Input records:

* * *

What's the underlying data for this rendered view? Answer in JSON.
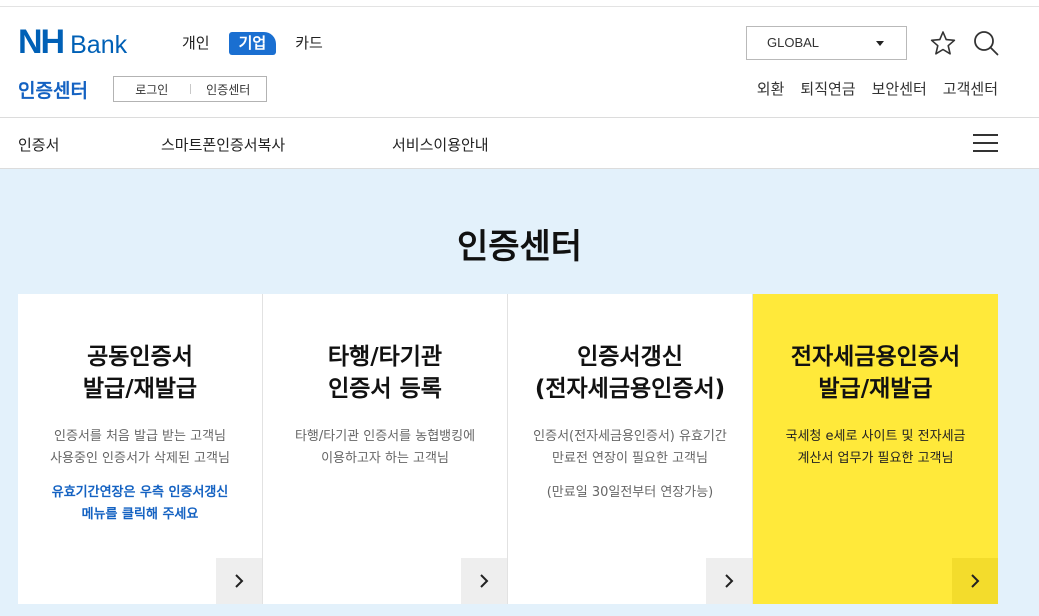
{
  "header": {
    "logo_nh": "NH",
    "logo_bank": "Bank",
    "segments": [
      {
        "label": "개인",
        "active": false
      },
      {
        "label": "기업",
        "active": true
      },
      {
        "label": "카드",
        "active": false
      }
    ],
    "global_select": "GLOBAL",
    "sub_title": "인증센터",
    "login_label": "로그인",
    "cert_center_label": "인증센터",
    "util_links": [
      "외환",
      "퇴직연금",
      "보안센터",
      "고객센터"
    ],
    "icons": [
      "star-icon",
      "search-icon"
    ]
  },
  "menu": {
    "items": [
      "인증서",
      "스마트폰인증서복사",
      "서비스이용안내"
    ],
    "icon": "hamburger-menu-icon"
  },
  "main": {
    "title": "인증센터",
    "cards": [
      {
        "title_line1": "공동인증서",
        "title_line2": "발급/재발급",
        "desc_line1": "인증서를 처음 발급 받는 고객님",
        "desc_line2": "사용중인 인증서가 삭제된 고객님",
        "note_line1": "유효기간연장은 우측 인증서갱신",
        "note_line2": "메뉴를 클릭해 주세요"
      },
      {
        "title_line1": "타행/타기관",
        "title_line2": "인증서 등록",
        "desc_line1": "타행/타기관 인증서를 농협뱅킹에",
        "desc_line2": "이용하고자 하는 고객님"
      },
      {
        "title_line1": "인증서갱신",
        "title_line2": "(전자세금용인증서)",
        "desc_line1": "인증서(전자세금용인증서) 유효기간",
        "desc_line2": "만료전 연장이 필요한 고객님",
        "note": "(만료일 30일전부터 연장가능)"
      },
      {
        "title_line1": "전자세금용인증서",
        "title_line2": "발급/재발급",
        "desc_line1": "국세청 e세로 사이트 및 전자세금",
        "desc_line2": "계산서 업무가 필요한 고객님"
      }
    ]
  },
  "colors": {
    "brand_blue": "#0060b6",
    "accent_blue": "#1a6fd1",
    "main_bg": "#e3f1fb",
    "highlight_yellow": "#ffe93a"
  }
}
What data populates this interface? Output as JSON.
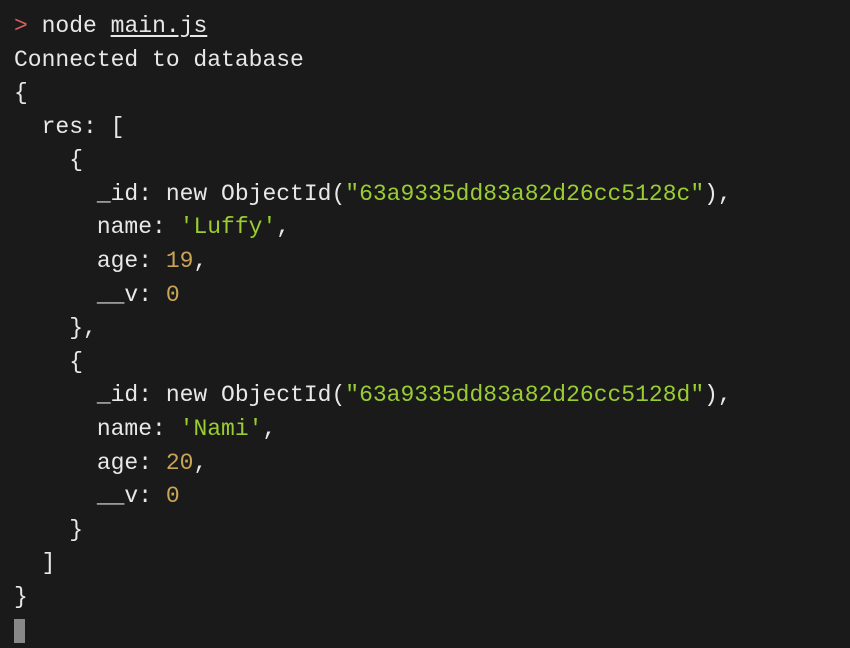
{
  "prompt": {
    "symbol": ">",
    "command_bin": "node",
    "command_arg": "main.js"
  },
  "output": {
    "connected_msg": "Connected to database",
    "open_brace": "{",
    "res_key": "  res: [",
    "obj1_open": "    {",
    "obj1_id_prefix": "      _id: new ObjectId(",
    "obj1_id_value": "\"63a9335dd83a82d26cc5128c\"",
    "obj1_id_suffix": "),",
    "obj1_name_key": "      name: ",
    "obj1_name_val": "'Luffy'",
    "obj1_name_suffix": ",",
    "obj1_age_key": "      age: ",
    "obj1_age_val": "19",
    "obj1_age_suffix": ",",
    "obj1_v_key": "      __v: ",
    "obj1_v_val": "0",
    "obj1_close": "    },",
    "obj2_open": "    {",
    "obj2_id_prefix": "      _id: new ObjectId(",
    "obj2_id_value": "\"63a9335dd83a82d26cc5128d\"",
    "obj2_id_suffix": "),",
    "obj2_name_key": "      name: ",
    "obj2_name_val": "'Nami'",
    "obj2_name_suffix": ",",
    "obj2_age_key": "      age: ",
    "obj2_age_val": "20",
    "obj2_age_suffix": ",",
    "obj2_v_key": "      __v: ",
    "obj2_v_val": "0",
    "obj2_close": "    }",
    "array_close": "  ]",
    "close_brace": "}"
  }
}
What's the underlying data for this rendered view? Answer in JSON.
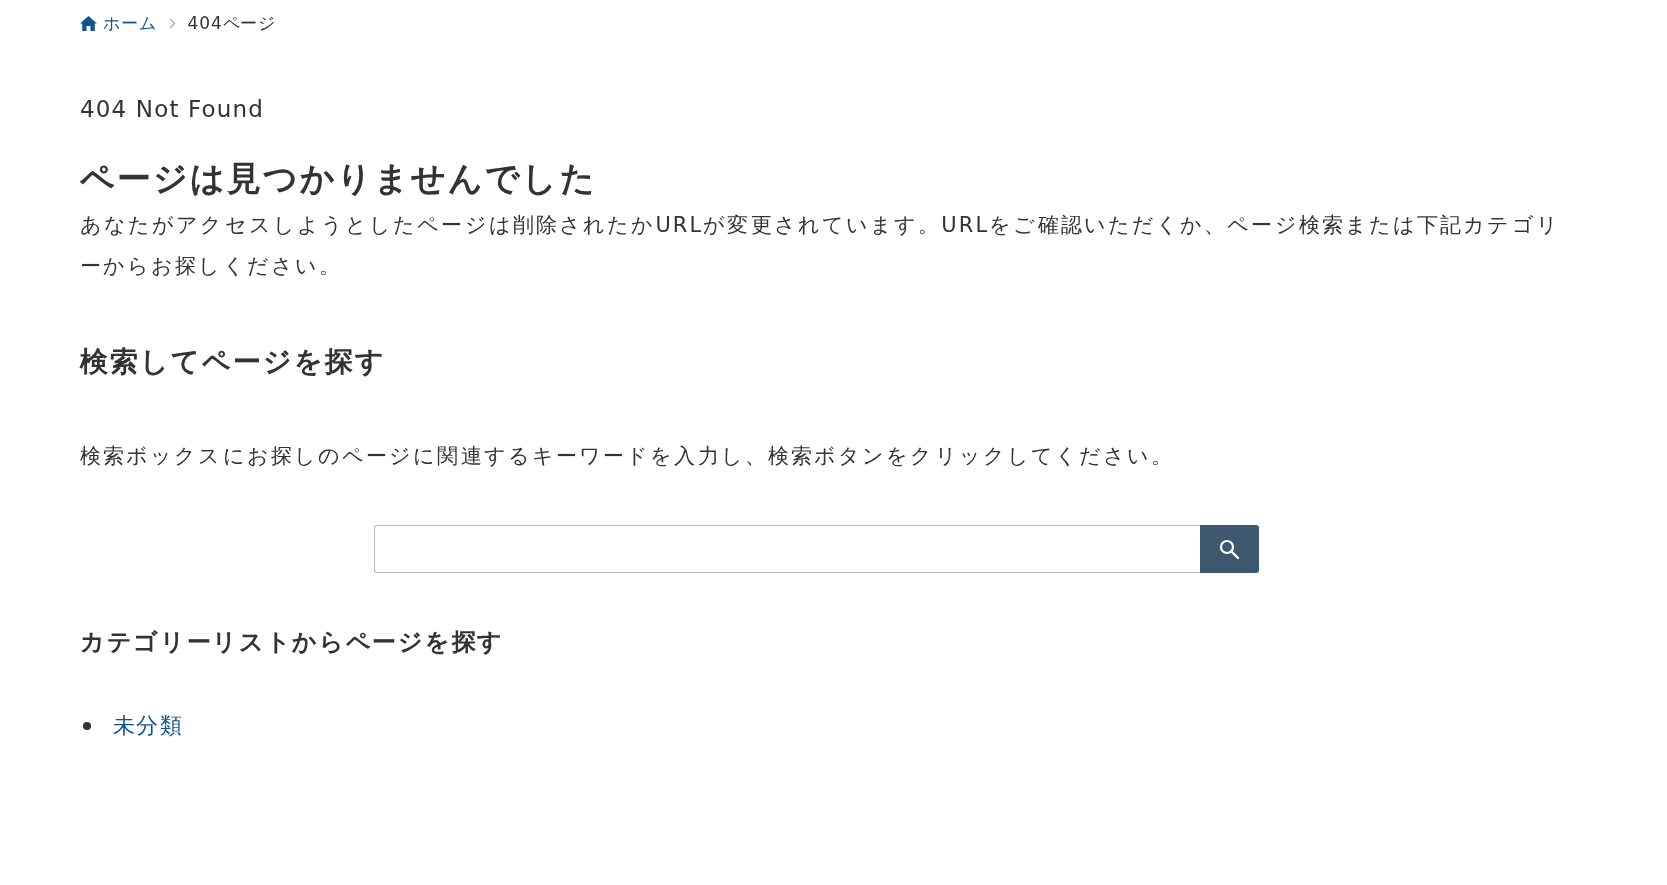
{
  "breadcrumb": [
    {
      "label": "ホーム",
      "kind": "home"
    },
    {
      "label": "404ページ",
      "kind": "current"
    }
  ],
  "page_label": "404 Not Found",
  "title": "ページは見つかりませんでした",
  "message": "あなたがアクセスしようとしたページは削除されたかURLが変更されています。URLをご確認いただくか、ページ検索または下記カテゴリーからお探しください。",
  "search_section": {
    "heading": "検索してページを探す",
    "description": "検索ボックスにお探しのページに関連するキーワードを入力し、検索ボタンをクリックしてください。"
  },
  "category_section": {
    "heading": "カテゴリーリストからページを探す",
    "categories": [
      {
        "label": "未分類"
      }
    ]
  }
}
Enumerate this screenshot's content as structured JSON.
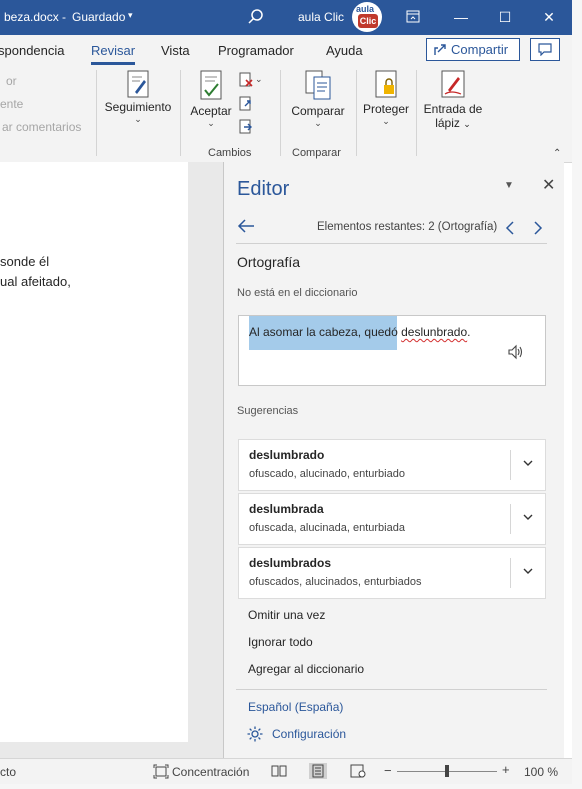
{
  "titlebar": {
    "document": "beza.docx",
    "separator": "-",
    "saved": "Guardado",
    "saved_caret": "▾",
    "user": "aula Clic",
    "avatar_top": "aula",
    "avatar_bottom": "Clic",
    "minimize": "—",
    "maximize": "☐",
    "close": "✕"
  },
  "ribbon_tabs": {
    "items": [
      "spondencia",
      "Revisar",
      "Vista",
      "Programador",
      "Ayuda"
    ],
    "active": "Revisar",
    "share": "Compartir"
  },
  "ribbon": {
    "faded_items": [
      "or",
      "ente",
      "ar comentarios"
    ],
    "seguimiento": "Seguimiento",
    "aceptar": "Aceptar",
    "cambios_group": "Cambios",
    "comparar": "Comparar",
    "comparar_group": "Comparar",
    "proteger": "Proteger",
    "entrada_line1": "Entrada de",
    "entrada_line2": "lápiz",
    "caret": "⌄",
    "collapse": "⌃"
  },
  "document": {
    "lines": [
      "sonde él",
      "ual afeitado,"
    ]
  },
  "editor": {
    "title": "Editor",
    "menu": "▼",
    "close": "✕",
    "remaining": "Elementos restantes: 2 (Ortografía)",
    "section": "Ortografía",
    "not_in_dictionary": "No está en el diccionario",
    "context_before": "Al asomar la cabeza, quedó ",
    "context_error": "deslunbrado",
    "context_after": ".",
    "suggestions_label": "Sugerencias",
    "suggestions": [
      {
        "word": "deslumbrado",
        "synonyms": "ofuscado, alucinado, enturbiado"
      },
      {
        "word": "deslumbrada",
        "synonyms": "ofuscada, alucinada, enturbiada"
      },
      {
        "word": "deslumbrados",
        "synonyms": "ofuscados, alucinados, enturbiados"
      }
    ],
    "actions": [
      "Omitir una vez",
      "Ignorar todo",
      "Agregar al diccionario"
    ],
    "language": "Español (España)",
    "settings": "Configuración"
  },
  "statusbar": {
    "left": "cto",
    "focus": "Concentración",
    "zoom_minus": "−",
    "zoom_plus": "+",
    "zoom": "100 %"
  },
  "colors": {
    "accent": "#2b579a",
    "highlight": "#a4cbea",
    "error_underline": "#d32f2f"
  }
}
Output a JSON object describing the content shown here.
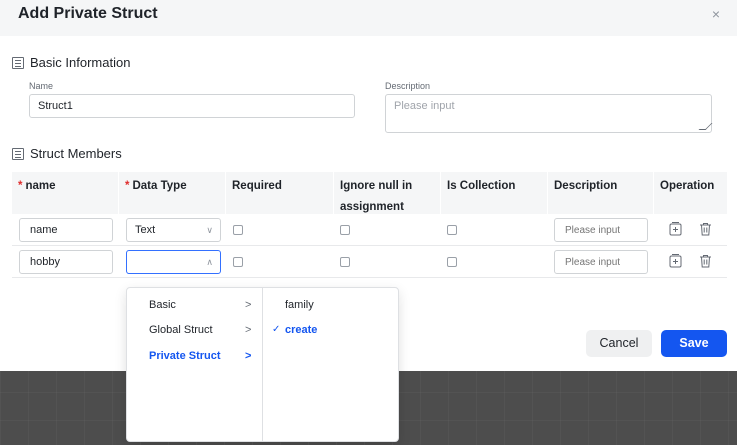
{
  "dialog": {
    "title": "Add Private Struct",
    "close_glyph": "×"
  },
  "basic": {
    "heading": "Basic Information",
    "name_label": "Name",
    "name_value": "Struct1",
    "description_label": "Description",
    "description_placeholder": "Please input"
  },
  "members": {
    "heading": "Struct Members",
    "required_mark": "*",
    "columns": {
      "name": "name",
      "data_type": "Data Type",
      "required": "Required",
      "ignore_null_line1": "Ignore null in",
      "ignore_null_line2": "assignment",
      "is_collection": "Is Collection",
      "description": "Description",
      "operation": "Operation"
    },
    "rows": [
      {
        "name": "name",
        "data_type": "Text",
        "required": false,
        "ignore_null": false,
        "is_collection": false,
        "description_placeholder": "Please input"
      },
      {
        "name": "hobby",
        "data_type": "",
        "required": false,
        "ignore_null": false,
        "is_collection": false,
        "description_placeholder": "Please input"
      }
    ]
  },
  "cascader": {
    "level1": [
      {
        "label": "Basic",
        "selected": false
      },
      {
        "label": "Global Struct",
        "selected": false
      },
      {
        "label": "Private Struct",
        "selected": true
      }
    ],
    "level2": [
      {
        "label": "family",
        "selected": false
      },
      {
        "label": "create",
        "selected": true
      }
    ],
    "check_glyph": "✓",
    "arrow_glyph": ">"
  },
  "footer": {
    "cancel_label": "Cancel",
    "save_label": "Save"
  },
  "colors": {
    "accent": "#1456f0",
    "required": "#e02d2d",
    "header_bg": "#f5f6f7"
  }
}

* * *

Your task: Retype the whole listing, keeping every line identical and omitting all pictures.

Written solution:
What's the underlying data for this rendered view? Answer in JSON.
{
  "header": {
    "logo_nh": "NH",
    "logo_bank": "Bank",
    "segments": [
      {
        "label": "개인",
        "active": false
      },
      {
        "label": "기업",
        "active": true
      },
      {
        "label": "카드",
        "active": false
      }
    ],
    "global_select": "GLOBAL",
    "sub_title": "인증센터",
    "login_label": "로그인",
    "cert_center_label": "인증센터",
    "util_links": [
      "외환",
      "퇴직연금",
      "보안센터",
      "고객센터"
    ],
    "icons": [
      "star-icon",
      "search-icon"
    ]
  },
  "menu": {
    "items": [
      "인증서",
      "스마트폰인증서복사",
      "서비스이용안내"
    ],
    "icon": "hamburger-menu-icon"
  },
  "main": {
    "title": "인증센터",
    "cards": [
      {
        "title_line1": "공동인증서",
        "title_line2": "발급/재발급",
        "desc_line1": "인증서를 처음 발급 받는 고객님",
        "desc_line2": "사용중인 인증서가 삭제된 고객님",
        "note_line1": "유효기간연장은 우측 인증서갱신",
        "note_line2": "메뉴를 클릭해 주세요"
      },
      {
        "title_line1": "타행/타기관",
        "title_line2": "인증서 등록",
        "desc_line1": "타행/타기관 인증서를 농협뱅킹에",
        "desc_line2": "이용하고자 하는 고객님"
      },
      {
        "title_line1": "인증서갱신",
        "title_line2": "(전자세금용인증서)",
        "desc_line1": "인증서(전자세금용인증서) 유효기간",
        "desc_line2": "만료전 연장이 필요한 고객님",
        "note": "(만료일 30일전부터 연장가능)"
      },
      {
        "title_line1": "전자세금용인증서",
        "title_line2": "발급/재발급",
        "desc_line1": "국세청 e세로 사이트 및 전자세금",
        "desc_line2": "계산서 업무가 필요한 고객님"
      }
    ]
  },
  "colors": {
    "brand_blue": "#0060b6",
    "accent_blue": "#1a6fd1",
    "main_bg": "#e3f1fb",
    "highlight_yellow": "#ffe93a"
  }
}
What data populates this interface? Output as JSON.
{
  "prompt": {
    "symbol": ">",
    "command_bin": "node",
    "command_arg": "main.js"
  },
  "output": {
    "connected_msg": "Connected to database",
    "open_brace": "{",
    "res_key": "  res: [",
    "obj1_open": "    {",
    "obj1_id_prefix": "      _id: new ObjectId(",
    "obj1_id_value": "\"63a9335dd83a82d26cc5128c\"",
    "obj1_id_suffix": "),",
    "obj1_name_key": "      name: ",
    "obj1_name_val": "'Luffy'",
    "obj1_name_suffix": ",",
    "obj1_age_key": "      age: ",
    "obj1_age_val": "19",
    "obj1_age_suffix": ",",
    "obj1_v_key": "      __v: ",
    "obj1_v_val": "0",
    "obj1_close": "    },",
    "obj2_open": "    {",
    "obj2_id_prefix": "      _id: new ObjectId(",
    "obj2_id_value": "\"63a9335dd83a82d26cc5128d\"",
    "obj2_id_suffix": "),",
    "obj2_name_key": "      name: ",
    "obj2_name_val": "'Nami'",
    "obj2_name_suffix": ",",
    "obj2_age_key": "      age: ",
    "obj2_age_val": "20",
    "obj2_age_suffix": ",",
    "obj2_v_key": "      __v: ",
    "obj2_v_val": "0",
    "obj2_close": "    }",
    "array_close": "  ]",
    "close_brace": "}"
  }
}
What's the underlying data for this rendered view? Answer in JSON.
{
  "breadcrumb": [
    {
      "label": "ホーム",
      "kind": "home"
    },
    {
      "label": "404ページ",
      "kind": "current"
    }
  ],
  "page_label": "404 Not Found",
  "title": "ページは見つかりませんでした",
  "message": "あなたがアクセスしようとしたページは削除されたかURLが変更されています。URLをご確認いただくか、ページ検索または下記カテゴリーからお探しください。",
  "search_section": {
    "heading": "検索してページを探す",
    "description": "検索ボックスにお探しのページに関連するキーワードを入力し、検索ボタンをクリックしてください。"
  },
  "category_section": {
    "heading": "カテゴリーリストからページを探す",
    "categories": [
      {
        "label": "未分類"
      }
    ]
  }
}
Enumerate this screenshot's content as structured JSON.
{
  "titlebar": {
    "document": "beza.docx",
    "separator": "-",
    "saved": "Guardado",
    "saved_caret": "▾",
    "user": "aula Clic",
    "avatar_top": "aula",
    "avatar_bottom": "Clic",
    "minimize": "—",
    "maximize": "☐",
    "close": "✕"
  },
  "ribbon_tabs": {
    "items": [
      "spondencia",
      "Revisar",
      "Vista",
      "Programador",
      "Ayuda"
    ],
    "active": "Revisar",
    "share": "Compartir"
  },
  "ribbon": {
    "faded_items": [
      "or",
      "ente",
      "ar comentarios"
    ],
    "seguimiento": "Seguimiento",
    "aceptar": "Aceptar",
    "cambios_group": "Cambios",
    "comparar": "Comparar",
    "comparar_group": "Comparar",
    "proteger": "Proteger",
    "entrada_line1": "Entrada de",
    "entrada_line2": "lápiz",
    "caret": "⌄",
    "collapse": "⌃"
  },
  "document": {
    "lines": [
      "sonde él",
      "ual afeitado,"
    ]
  },
  "editor": {
    "title": "Editor",
    "menu": "▼",
    "close": "✕",
    "remaining": "Elementos restantes: 2 (Ortografía)",
    "section": "Ortografía",
    "not_in_dictionary": "No está en el diccionario",
    "context_before": "Al asomar la cabeza, quedó ",
    "context_error": "deslunbrado",
    "context_after": ".",
    "suggestions_label": "Sugerencias",
    "suggestions": [
      {
        "word": "deslumbrado",
        "synonyms": "ofuscado, alucinado, enturbiado"
      },
      {
        "word": "deslumbrada",
        "synonyms": "ofuscada, alucinada, enturbiada"
      },
      {
        "word": "deslumbrados",
        "synonyms": "ofuscados, alucinados, enturbiados"
      }
    ],
    "actions": [
      "Omitir una vez",
      "Ignorar todo",
      "Agregar al diccionario"
    ],
    "language": "Español (España)",
    "settings": "Configuración"
  },
  "statusbar": {
    "left": "cto",
    "focus": "Concentración",
    "zoom_minus": "−",
    "zoom_plus": "+",
    "zoom": "100 %"
  },
  "colors": {
    "accent": "#2b579a",
    "highlight": "#a4cbea",
    "error_underline": "#d32f2f"
  }
}
Output a JSON object describing the content shown here.
{
  "dialog": {
    "title": "Add Private Struct",
    "close_glyph": "×"
  },
  "basic": {
    "heading": "Basic Information",
    "name_label": "Name",
    "name_value": "Struct1",
    "description_label": "Description",
    "description_placeholder": "Please input"
  },
  "members": {
    "heading": "Struct Members",
    "required_mark": "*",
    "columns": {
      "name": "name",
      "data_type": "Data Type",
      "required": "Required",
      "ignore_null_line1": "Ignore null in",
      "ignore_null_line2": "assignment",
      "is_collection": "Is Collection",
      "description": "Description",
      "operation": "Operation"
    },
    "rows": [
      {
        "name": "name",
        "data_type": "Text",
        "required": false,
        "ignore_null": false,
        "is_collection": false,
        "description_placeholder": "Please input"
      },
      {
        "name": "hobby",
        "data_type": "",
        "required": false,
        "ignore_null": false,
        "is_collection": false,
        "description_placeholder": "Please input"
      }
    ]
  },
  "cascader": {
    "level1": [
      {
        "label": "Basic",
        "selected": false
      },
      {
        "label": "Global Struct",
        "selected": false
      },
      {
        "label": "Private Struct",
        "selected": true
      }
    ],
    "level2": [
      {
        "label": "family",
        "selected": false
      },
      {
        "label": "create",
        "selected": true
      }
    ],
    "check_glyph": "✓",
    "arrow_glyph": ">"
  },
  "footer": {
    "cancel_label": "Cancel",
    "save_label": "Save"
  },
  "colors": {
    "accent": "#1456f0",
    "required": "#e02d2d",
    "header_bg": "#f5f6f7"
  }
}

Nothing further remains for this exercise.